Records from a dataset:
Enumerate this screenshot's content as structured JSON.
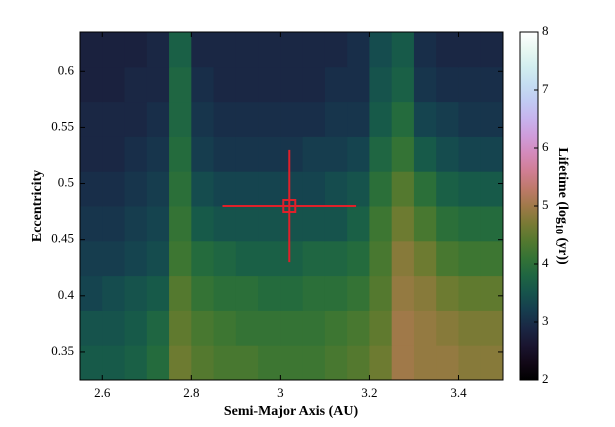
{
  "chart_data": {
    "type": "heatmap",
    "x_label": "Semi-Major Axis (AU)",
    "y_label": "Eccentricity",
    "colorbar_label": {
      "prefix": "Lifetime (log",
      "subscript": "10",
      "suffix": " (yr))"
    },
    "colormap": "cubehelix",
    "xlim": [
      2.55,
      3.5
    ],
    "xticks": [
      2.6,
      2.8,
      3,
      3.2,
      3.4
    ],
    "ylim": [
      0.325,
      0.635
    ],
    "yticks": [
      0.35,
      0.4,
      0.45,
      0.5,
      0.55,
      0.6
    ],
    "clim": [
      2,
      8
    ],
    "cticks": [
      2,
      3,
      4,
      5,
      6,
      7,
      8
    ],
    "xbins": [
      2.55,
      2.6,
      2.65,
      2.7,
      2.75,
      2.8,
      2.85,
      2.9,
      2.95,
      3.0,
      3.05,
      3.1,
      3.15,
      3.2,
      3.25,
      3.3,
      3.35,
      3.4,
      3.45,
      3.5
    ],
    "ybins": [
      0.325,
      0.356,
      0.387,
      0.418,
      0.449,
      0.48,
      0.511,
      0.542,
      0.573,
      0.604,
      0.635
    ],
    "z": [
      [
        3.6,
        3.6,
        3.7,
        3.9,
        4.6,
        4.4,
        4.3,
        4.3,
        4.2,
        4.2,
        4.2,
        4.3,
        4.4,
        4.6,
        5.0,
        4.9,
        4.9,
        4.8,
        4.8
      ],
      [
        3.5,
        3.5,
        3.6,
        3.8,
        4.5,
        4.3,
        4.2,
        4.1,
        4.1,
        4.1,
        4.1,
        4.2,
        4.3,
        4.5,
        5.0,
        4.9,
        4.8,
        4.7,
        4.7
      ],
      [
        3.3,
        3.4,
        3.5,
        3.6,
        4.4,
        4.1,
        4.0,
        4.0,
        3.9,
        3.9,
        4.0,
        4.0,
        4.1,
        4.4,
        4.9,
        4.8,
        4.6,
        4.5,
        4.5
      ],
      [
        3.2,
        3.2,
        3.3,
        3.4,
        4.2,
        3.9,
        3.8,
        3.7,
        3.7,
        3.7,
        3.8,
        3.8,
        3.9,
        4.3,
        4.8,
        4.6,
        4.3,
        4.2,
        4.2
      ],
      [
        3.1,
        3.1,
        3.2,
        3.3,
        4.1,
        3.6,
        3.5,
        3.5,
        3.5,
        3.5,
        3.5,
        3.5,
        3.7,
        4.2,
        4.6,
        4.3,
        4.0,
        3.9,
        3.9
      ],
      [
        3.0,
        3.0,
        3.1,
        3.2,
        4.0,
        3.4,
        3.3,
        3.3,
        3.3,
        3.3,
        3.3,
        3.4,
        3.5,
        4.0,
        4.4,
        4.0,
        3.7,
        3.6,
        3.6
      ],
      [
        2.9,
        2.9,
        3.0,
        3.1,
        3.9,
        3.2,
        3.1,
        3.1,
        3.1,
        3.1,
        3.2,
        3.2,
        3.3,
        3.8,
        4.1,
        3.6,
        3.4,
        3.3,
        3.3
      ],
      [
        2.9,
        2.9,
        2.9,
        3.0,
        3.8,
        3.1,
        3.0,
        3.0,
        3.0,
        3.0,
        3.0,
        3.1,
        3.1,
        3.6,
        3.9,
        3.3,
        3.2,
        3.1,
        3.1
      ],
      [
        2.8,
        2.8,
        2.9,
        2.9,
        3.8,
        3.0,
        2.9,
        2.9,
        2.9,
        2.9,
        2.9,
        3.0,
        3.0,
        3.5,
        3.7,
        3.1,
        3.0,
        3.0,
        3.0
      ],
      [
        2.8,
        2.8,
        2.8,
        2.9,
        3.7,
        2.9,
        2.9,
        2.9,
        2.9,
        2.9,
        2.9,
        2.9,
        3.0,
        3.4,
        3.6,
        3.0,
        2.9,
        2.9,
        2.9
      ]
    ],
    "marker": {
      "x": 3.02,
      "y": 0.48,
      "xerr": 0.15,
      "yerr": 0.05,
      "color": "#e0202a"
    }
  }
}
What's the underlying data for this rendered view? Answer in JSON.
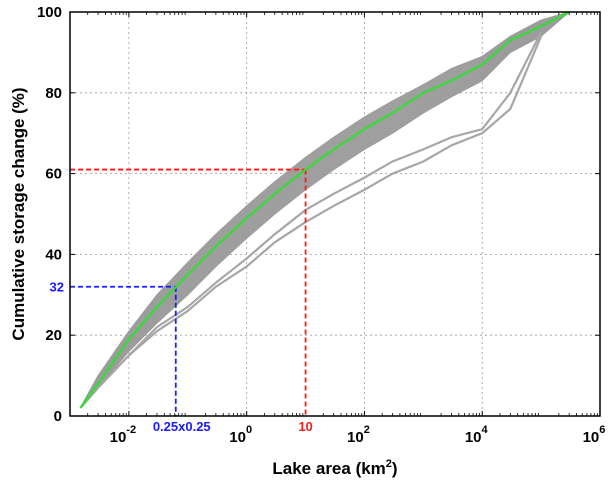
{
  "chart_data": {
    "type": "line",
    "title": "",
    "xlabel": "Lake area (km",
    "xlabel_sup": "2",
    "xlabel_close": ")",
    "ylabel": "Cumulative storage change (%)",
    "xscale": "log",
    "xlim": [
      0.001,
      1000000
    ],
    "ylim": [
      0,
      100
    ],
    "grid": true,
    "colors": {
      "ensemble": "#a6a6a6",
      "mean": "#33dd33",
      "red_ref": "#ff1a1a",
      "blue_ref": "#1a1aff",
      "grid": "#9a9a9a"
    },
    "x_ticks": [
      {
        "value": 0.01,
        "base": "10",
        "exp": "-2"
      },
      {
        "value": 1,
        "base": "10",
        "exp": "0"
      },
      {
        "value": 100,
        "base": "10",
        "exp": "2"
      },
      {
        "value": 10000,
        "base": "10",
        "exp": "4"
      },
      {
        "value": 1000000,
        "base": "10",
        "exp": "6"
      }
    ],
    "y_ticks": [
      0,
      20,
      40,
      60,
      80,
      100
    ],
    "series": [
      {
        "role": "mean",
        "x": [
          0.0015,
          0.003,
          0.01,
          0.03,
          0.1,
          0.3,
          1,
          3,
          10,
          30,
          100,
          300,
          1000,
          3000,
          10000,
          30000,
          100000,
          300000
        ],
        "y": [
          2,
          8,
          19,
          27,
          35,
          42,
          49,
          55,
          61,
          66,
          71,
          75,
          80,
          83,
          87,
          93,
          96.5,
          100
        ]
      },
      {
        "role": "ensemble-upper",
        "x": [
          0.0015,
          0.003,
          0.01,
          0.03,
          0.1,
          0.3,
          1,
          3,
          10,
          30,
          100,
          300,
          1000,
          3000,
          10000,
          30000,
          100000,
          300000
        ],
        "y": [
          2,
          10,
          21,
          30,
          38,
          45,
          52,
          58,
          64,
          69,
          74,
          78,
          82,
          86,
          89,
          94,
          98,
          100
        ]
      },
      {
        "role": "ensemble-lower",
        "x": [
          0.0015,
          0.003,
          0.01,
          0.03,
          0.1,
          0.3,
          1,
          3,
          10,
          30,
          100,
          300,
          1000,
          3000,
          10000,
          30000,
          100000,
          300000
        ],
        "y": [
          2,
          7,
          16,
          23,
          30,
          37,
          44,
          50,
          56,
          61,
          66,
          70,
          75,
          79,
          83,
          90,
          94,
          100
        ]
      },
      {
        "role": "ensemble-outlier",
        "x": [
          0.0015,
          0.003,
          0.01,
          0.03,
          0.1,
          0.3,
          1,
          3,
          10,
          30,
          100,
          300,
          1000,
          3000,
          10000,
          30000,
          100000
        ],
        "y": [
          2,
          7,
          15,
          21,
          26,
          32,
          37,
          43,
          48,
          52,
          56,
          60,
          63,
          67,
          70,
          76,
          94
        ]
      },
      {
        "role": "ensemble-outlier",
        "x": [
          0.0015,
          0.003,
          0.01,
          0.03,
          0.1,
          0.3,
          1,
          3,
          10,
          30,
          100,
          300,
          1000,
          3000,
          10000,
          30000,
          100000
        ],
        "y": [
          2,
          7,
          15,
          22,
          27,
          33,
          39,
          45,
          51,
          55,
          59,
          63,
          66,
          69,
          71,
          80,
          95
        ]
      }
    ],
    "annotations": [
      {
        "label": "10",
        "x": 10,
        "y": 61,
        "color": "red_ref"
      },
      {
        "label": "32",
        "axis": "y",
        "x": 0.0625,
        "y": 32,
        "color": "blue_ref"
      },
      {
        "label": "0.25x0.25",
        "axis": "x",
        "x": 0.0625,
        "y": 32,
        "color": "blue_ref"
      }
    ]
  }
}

==

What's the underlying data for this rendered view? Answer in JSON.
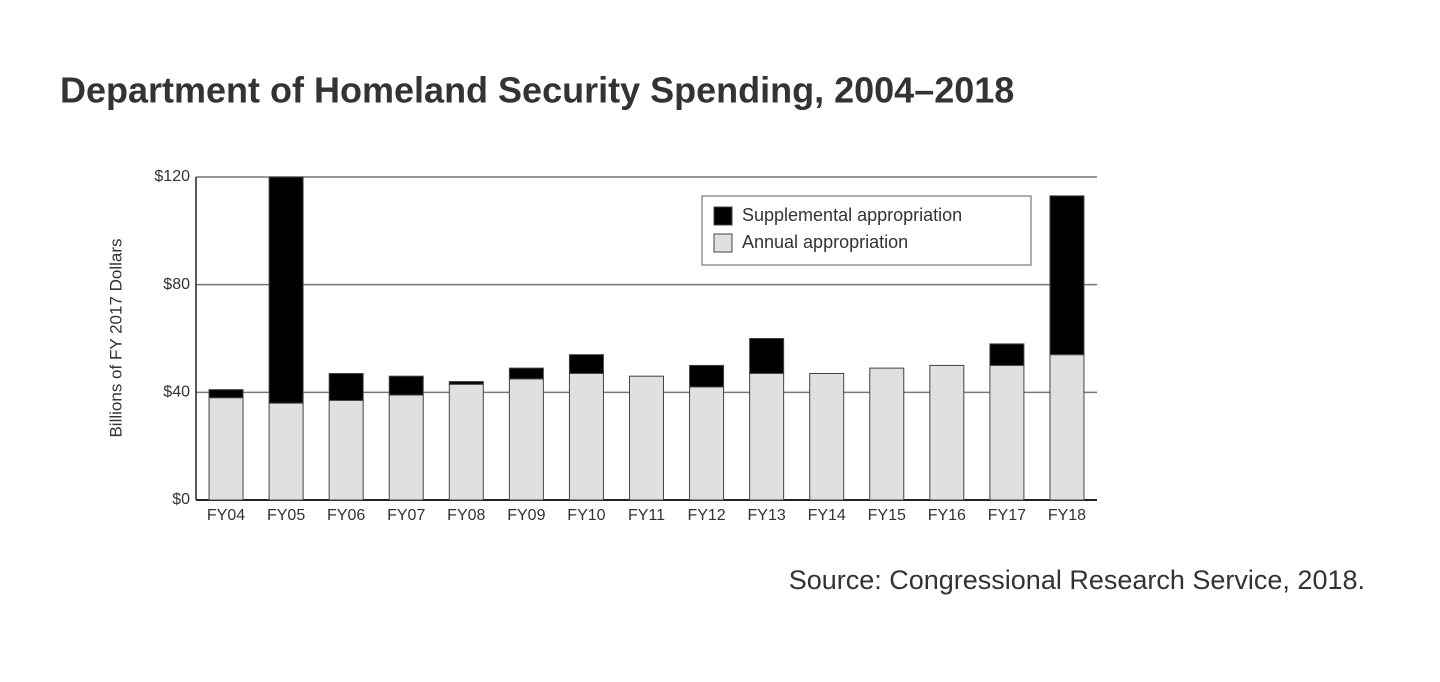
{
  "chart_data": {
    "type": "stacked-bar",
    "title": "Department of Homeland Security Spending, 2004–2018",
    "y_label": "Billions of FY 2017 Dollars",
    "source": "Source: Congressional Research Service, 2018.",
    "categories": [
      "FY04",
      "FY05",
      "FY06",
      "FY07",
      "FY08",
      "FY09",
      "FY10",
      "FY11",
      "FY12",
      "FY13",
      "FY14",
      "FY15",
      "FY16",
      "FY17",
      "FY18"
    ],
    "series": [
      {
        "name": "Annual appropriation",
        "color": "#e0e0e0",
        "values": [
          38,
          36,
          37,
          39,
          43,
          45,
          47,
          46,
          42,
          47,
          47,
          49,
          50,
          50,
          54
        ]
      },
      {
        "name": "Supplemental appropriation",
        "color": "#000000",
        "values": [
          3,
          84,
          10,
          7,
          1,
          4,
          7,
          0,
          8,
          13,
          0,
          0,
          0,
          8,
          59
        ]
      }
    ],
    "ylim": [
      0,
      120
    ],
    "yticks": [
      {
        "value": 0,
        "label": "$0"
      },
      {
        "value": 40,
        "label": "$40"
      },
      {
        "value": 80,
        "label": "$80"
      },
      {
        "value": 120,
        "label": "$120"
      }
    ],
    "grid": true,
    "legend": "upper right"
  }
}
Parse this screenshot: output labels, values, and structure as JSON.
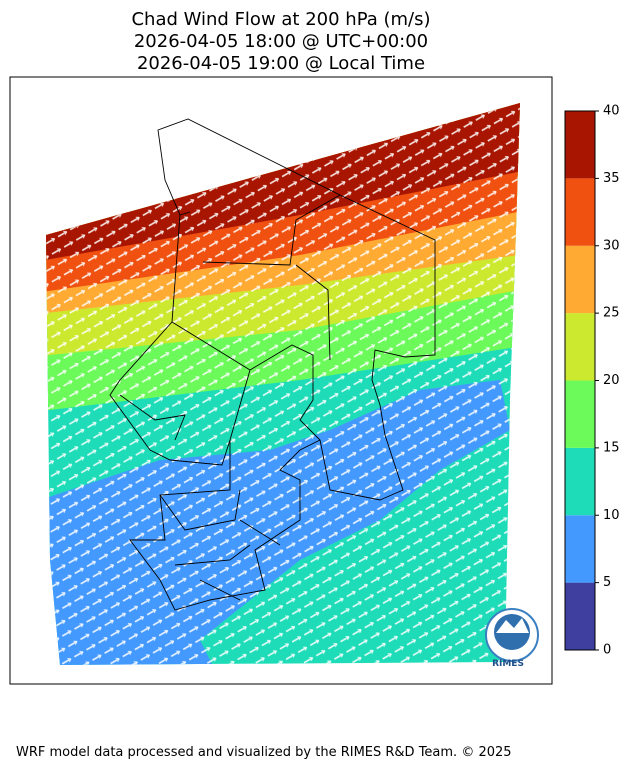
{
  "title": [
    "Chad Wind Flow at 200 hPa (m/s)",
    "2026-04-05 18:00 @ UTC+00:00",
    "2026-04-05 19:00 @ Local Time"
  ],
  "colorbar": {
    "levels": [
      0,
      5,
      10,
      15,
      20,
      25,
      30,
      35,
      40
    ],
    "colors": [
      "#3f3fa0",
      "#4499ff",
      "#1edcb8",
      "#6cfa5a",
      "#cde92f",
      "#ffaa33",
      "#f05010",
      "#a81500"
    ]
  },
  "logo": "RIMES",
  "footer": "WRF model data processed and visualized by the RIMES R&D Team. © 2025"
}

# WRITTEN REQUEST
Using the material above, copy every line in which the string "title" occurs.

# RESULT OF THE EXERCISE
    "title": "",
    "title": "Department of Homeland Security Spending, 2004–2018",
  "title": [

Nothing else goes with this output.